EXERCISE DESCRIPTION
Can you write out all the lines word for word, with no pictures?

EXTRACTED MATERIAL
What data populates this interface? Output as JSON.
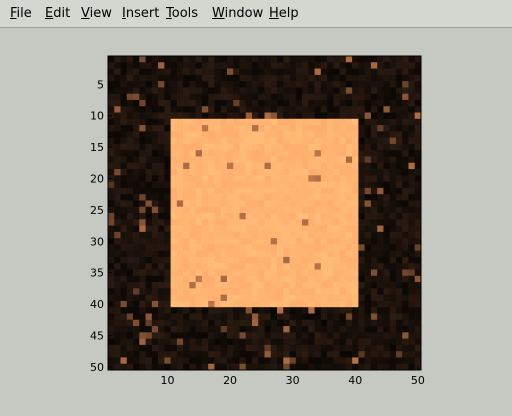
{
  "menu": {
    "items": [
      {
        "label": "File",
        "accel": "F",
        "rest": "ile"
      },
      {
        "label": "Edit",
        "accel": "E",
        "rest": "dit"
      },
      {
        "label": "View",
        "accel": "V",
        "rest": "iew"
      },
      {
        "label": "Insert",
        "accel": "I",
        "rest": "nsert"
      },
      {
        "label": "Tools",
        "accel": "T",
        "rest": "ools"
      },
      {
        "label": "Window",
        "accel": "W",
        "rest": "indow"
      },
      {
        "label": "Help",
        "accel": "H",
        "rest": "elp"
      }
    ]
  },
  "colors": {
    "window_bg": "#c6c9c2",
    "menubar_bg": "#d4d6d0",
    "square": "#fcb474",
    "background_dark": "#1a0f08"
  },
  "chart_data": {
    "type": "heatmap",
    "title": "",
    "xlabel": "",
    "ylabel": "",
    "xlim": [
      0.5,
      50.5
    ],
    "ylim": [
      0.5,
      50.5
    ],
    "y_reversed": true,
    "colormap": "copper",
    "xticks": [
      10,
      20,
      30,
      40,
      50
    ],
    "yticks": [
      5,
      10,
      15,
      20,
      25,
      30,
      35,
      40,
      45,
      50
    ],
    "grid_size": [
      50,
      50
    ],
    "bright_region": {
      "rows": [
        11,
        40
      ],
      "cols": [
        11,
        40
      ],
      "value": 0.95
    },
    "background_value": 0.08,
    "noise_level": 0.1
  }
}
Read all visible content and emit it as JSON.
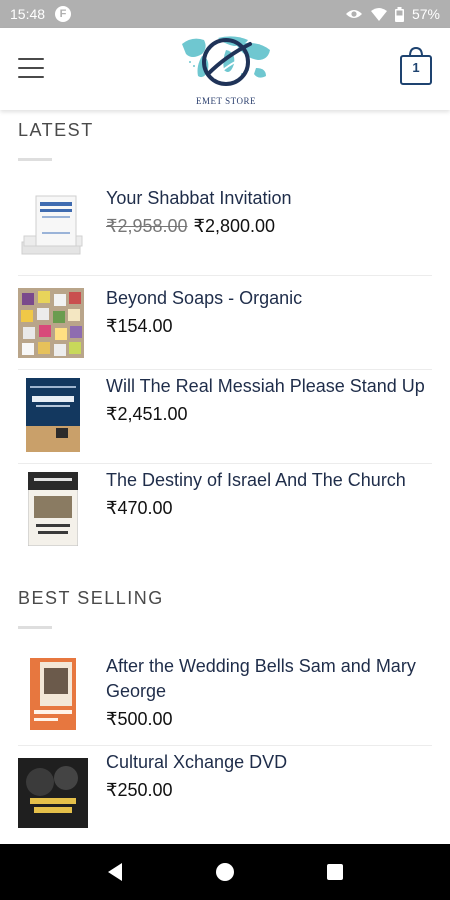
{
  "status_bar": {
    "time": "15:48",
    "app_icon_letter": "F",
    "battery": "57%"
  },
  "header": {
    "logo_text": "EMET STORE",
    "cart_count": "1"
  },
  "sections": [
    {
      "title": "LATEST",
      "products": [
        {
          "name": "Your Shabbat Invitation",
          "price_old": "₹2,958.00",
          "price": "₹2,800.00",
          "thumb": "book-stack"
        },
        {
          "name": "Beyond Soaps - Organic",
          "price_old": "",
          "price": "₹154.00",
          "thumb": "soaps"
        },
        {
          "name": "Will The Real Messiah Please Stand Up",
          "price_old": "",
          "price": "₹2,451.00",
          "thumb": "messiah-book"
        },
        {
          "name": "The Destiny of Israel And The Church",
          "price_old": "",
          "price": "₹470.00",
          "thumb": "destiny-book"
        }
      ]
    },
    {
      "title": "BEST SELLING",
      "products": [
        {
          "name": "After the Wedding Bells Sam and Mary George",
          "price_old": "",
          "price": "₹500.00",
          "thumb": "wedding-book"
        },
        {
          "name": "Cultural Xchange DVD",
          "price_old": "",
          "price": "₹250.00",
          "thumb": "cultural-dvd"
        }
      ]
    }
  ],
  "colors": {
    "title_navy": "#1f2d4a",
    "status_gray": "#b0b0b0",
    "cart_blue": "#1e4370"
  }
}
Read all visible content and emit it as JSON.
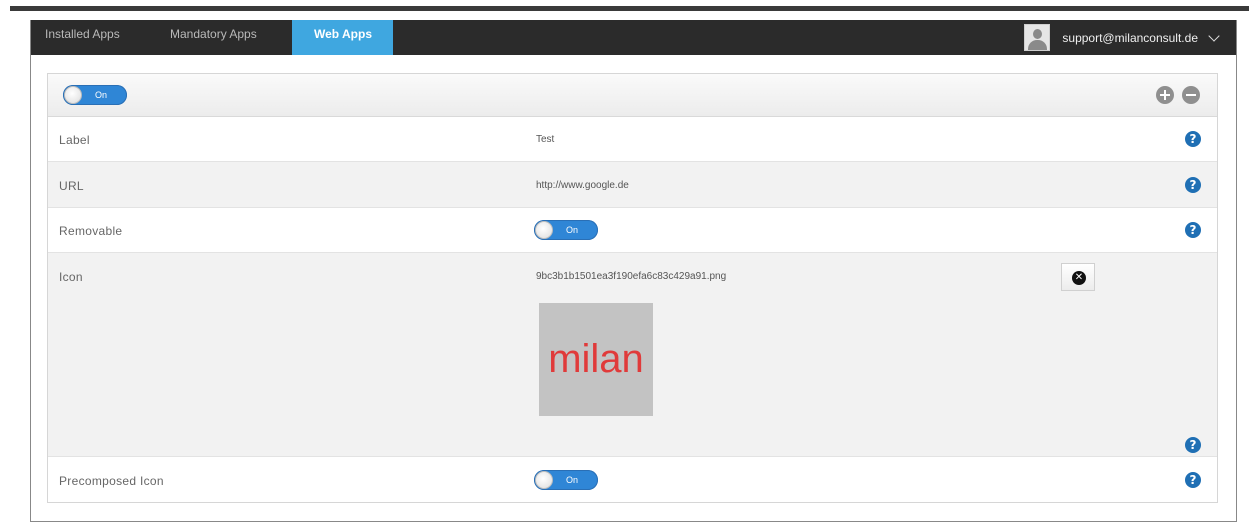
{
  "nav": {
    "tabs": [
      {
        "label": "Installed Apps"
      },
      {
        "label": "Mandatory Apps"
      },
      {
        "label": "Web Apps"
      }
    ],
    "user_email": "support@milanconsult.de"
  },
  "panel": {
    "header_toggle": "On",
    "rows": {
      "label": {
        "label": "Label",
        "value": "Test"
      },
      "url": {
        "label": "URL",
        "value": "http://www.google.de"
      },
      "removable": {
        "label": "Removable",
        "toggle": "On"
      },
      "icon": {
        "label": "Icon",
        "filename": "9bc3b1b1501ea3f190efa6c83c429a91.png",
        "preview_text": "milan"
      },
      "precomposed": {
        "label": "Precomposed Icon",
        "toggle": "On"
      }
    },
    "help_glyph": "?",
    "remove_glyph": "✕"
  },
  "colors": {
    "accent": "#3fa7e0",
    "navbar": "#2b2b2b",
    "toggle": "#2f86d6",
    "help": "#1f6fb4",
    "preview_text": "#e03a3a"
  }
}
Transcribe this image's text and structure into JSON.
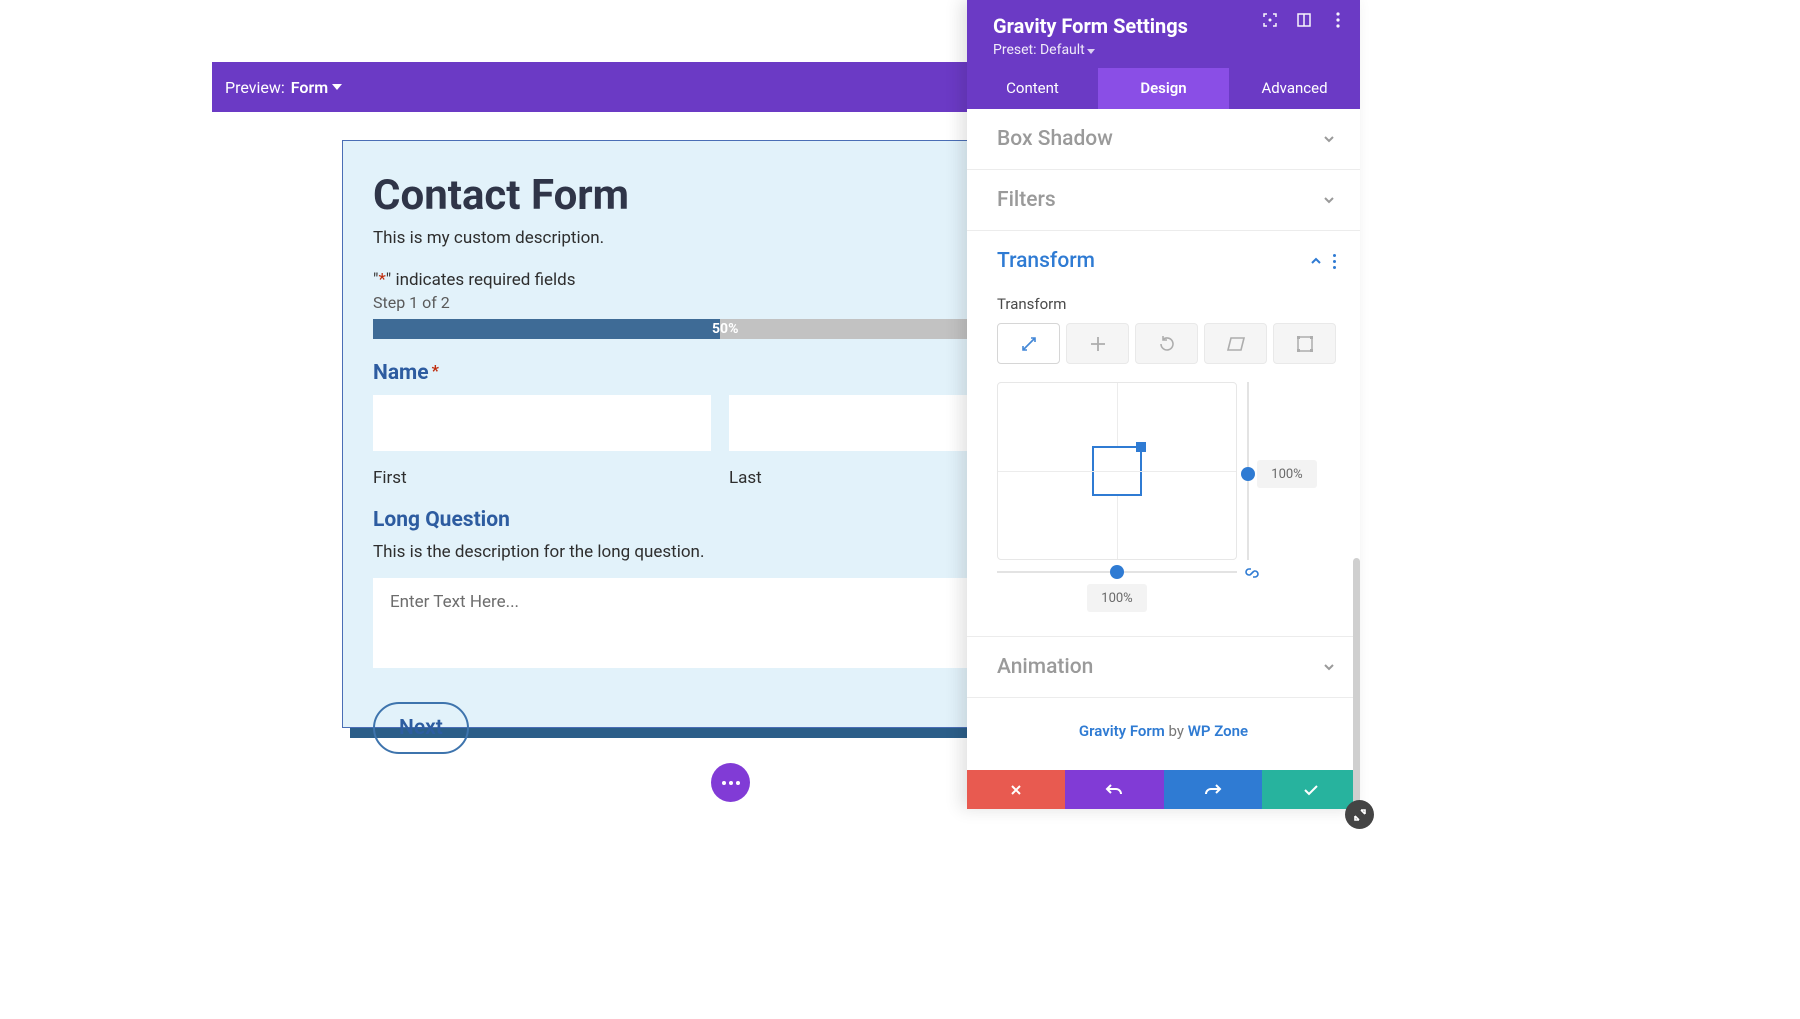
{
  "preview": {
    "label": "Preview:",
    "value": "Form"
  },
  "form": {
    "title": "Contact Form",
    "description": "This is my custom description.",
    "required_note_prefix": "\"",
    "required_note_star": "*",
    "required_note_suffix": "\" indicates required fields",
    "step_text": "Step 1 of 2",
    "progress_pct": "50%",
    "name": {
      "label": "Name",
      "first_label": "First",
      "last_label": "Last"
    },
    "long": {
      "label": "Long Question",
      "description": "This is the description for the long question.",
      "placeholder": "Enter Text Here..."
    },
    "next_label": "Next"
  },
  "settings": {
    "title": "Gravity Form Settings",
    "preset_text": "Preset: Default",
    "tabs": {
      "content": "Content",
      "design": "Design",
      "advanced": "Advanced"
    },
    "sections": {
      "box_shadow": "Box Shadow",
      "filters": "Filters",
      "transform": "Transform",
      "animation": "Animation"
    },
    "transform": {
      "sublabel": "Transform",
      "v_value": "100%",
      "h_value": "100%"
    },
    "credit": {
      "link1": "Gravity Form",
      "by": " by ",
      "link2": "WP Zone"
    }
  }
}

COMPLETE RESPONSE
What data populates this interface? Output as JSON.
{
  "menu": {
    "items": [
      {
        "label": "File",
        "accel": "F",
        "rest": "ile"
      },
      {
        "label": "Edit",
        "accel": "E",
        "rest": "dit"
      },
      {
        "label": "View",
        "accel": "V",
        "rest": "iew"
      },
      {
        "label": "Insert",
        "accel": "I",
        "rest": "nsert"
      },
      {
        "label": "Tools",
        "accel": "T",
        "rest": "ools"
      },
      {
        "label": "Window",
        "accel": "W",
        "rest": "indow"
      },
      {
        "label": "Help",
        "accel": "H",
        "rest": "elp"
      }
    ]
  },
  "colors": {
    "window_bg": "#c6c9c2",
    "menubar_bg": "#d4d6d0",
    "square": "#fcb474",
    "background_dark": "#1a0f08"
  },
  "chart_data": {
    "type": "heatmap",
    "title": "",
    "xlabel": "",
    "ylabel": "",
    "xlim": [
      0.5,
      50.5
    ],
    "ylim": [
      0.5,
      50.5
    ],
    "y_reversed": true,
    "colormap": "copper",
    "xticks": [
      10,
      20,
      30,
      40,
      50
    ],
    "yticks": [
      5,
      10,
      15,
      20,
      25,
      30,
      35,
      40,
      45,
      50
    ],
    "grid_size": [
      50,
      50
    ],
    "bright_region": {
      "rows": [
        11,
        40
      ],
      "cols": [
        11,
        40
      ],
      "value": 0.95
    },
    "background_value": 0.08,
    "noise_level": 0.1
  }
}
Read all visible content and emit it as JSON.
{
  "status_bar": {
    "time": "15:48",
    "app_icon_letter": "F",
    "battery": "57%"
  },
  "header": {
    "logo_text": "EMET STORE",
    "cart_count": "1"
  },
  "sections": [
    {
      "title": "LATEST",
      "products": [
        {
          "name": "Your Shabbat Invitation",
          "price_old": "₹2,958.00",
          "price": "₹2,800.00",
          "thumb": "book-stack"
        },
        {
          "name": "Beyond Soaps - Organic",
          "price_old": "",
          "price": "₹154.00",
          "thumb": "soaps"
        },
        {
          "name": "Will The Real Messiah Please Stand Up",
          "price_old": "",
          "price": "₹2,451.00",
          "thumb": "messiah-book"
        },
        {
          "name": "The Destiny of Israel And The Church",
          "price_old": "",
          "price": "₹470.00",
          "thumb": "destiny-book"
        }
      ]
    },
    {
      "title": "BEST SELLING",
      "products": [
        {
          "name": "After the Wedding Bells Sam and Mary George",
          "price_old": "",
          "price": "₹500.00",
          "thumb": "wedding-book"
        },
        {
          "name": "Cultural Xchange DVD",
          "price_old": "",
          "price": "₹250.00",
          "thumb": "cultural-dvd"
        }
      ]
    }
  ],
  "colors": {
    "title_navy": "#1f2d4a",
    "status_gray": "#b0b0b0",
    "cart_blue": "#1e4370"
  }
}
Read all visible content and emit it as JSON.
{
  "nav": {
    "tabs": [
      {
        "label": "Installed Apps"
      },
      {
        "label": "Mandatory Apps"
      },
      {
        "label": "Web Apps"
      }
    ],
    "user_email": "support@milanconsult.de"
  },
  "panel": {
    "header_toggle": "On",
    "rows": {
      "label": {
        "label": "Label",
        "value": "Test"
      },
      "url": {
        "label": "URL",
        "value": "http://www.google.de"
      },
      "removable": {
        "label": "Removable",
        "toggle": "On"
      },
      "icon": {
        "label": "Icon",
        "filename": "9bc3b1b1501ea3f190efa6c83c429a91.png",
        "preview_text": "milan"
      },
      "precomposed": {
        "label": "Precomposed Icon",
        "toggle": "On"
      }
    },
    "help_glyph": "?",
    "remove_glyph": "✕"
  },
  "colors": {
    "accent": "#3fa7e0",
    "navbar": "#2b2b2b",
    "toggle": "#2f86d6",
    "help": "#1f6fb4",
    "preview_text": "#e03a3a"
  }
}
Transcribe this image's text and structure into JSON.
{
  "preview": {
    "label": "Preview:",
    "value": "Form"
  },
  "form": {
    "title": "Contact Form",
    "description": "This is my custom description.",
    "required_note_prefix": "\"",
    "required_note_star": "*",
    "required_note_suffix": "\" indicates required fields",
    "step_text": "Step 1 of 2",
    "progress_pct": "50%",
    "name": {
      "label": "Name",
      "first_label": "First",
      "last_label": "Last"
    },
    "long": {
      "label": "Long Question",
      "description": "This is the description for the long question.",
      "placeholder": "Enter Text Here..."
    },
    "next_label": "Next"
  },
  "settings": {
    "title": "Gravity Form Settings",
    "preset_text": "Preset: Default",
    "tabs": {
      "content": "Content",
      "design": "Design",
      "advanced": "Advanced"
    },
    "sections": {
      "box_shadow": "Box Shadow",
      "filters": "Filters",
      "transform": "Transform",
      "animation": "Animation"
    },
    "transform": {
      "sublabel": "Transform",
      "v_value": "100%",
      "h_value": "100%"
    },
    "credit": {
      "link1": "Gravity Form",
      "by": " by ",
      "link2": "WP Zone"
    }
  }
}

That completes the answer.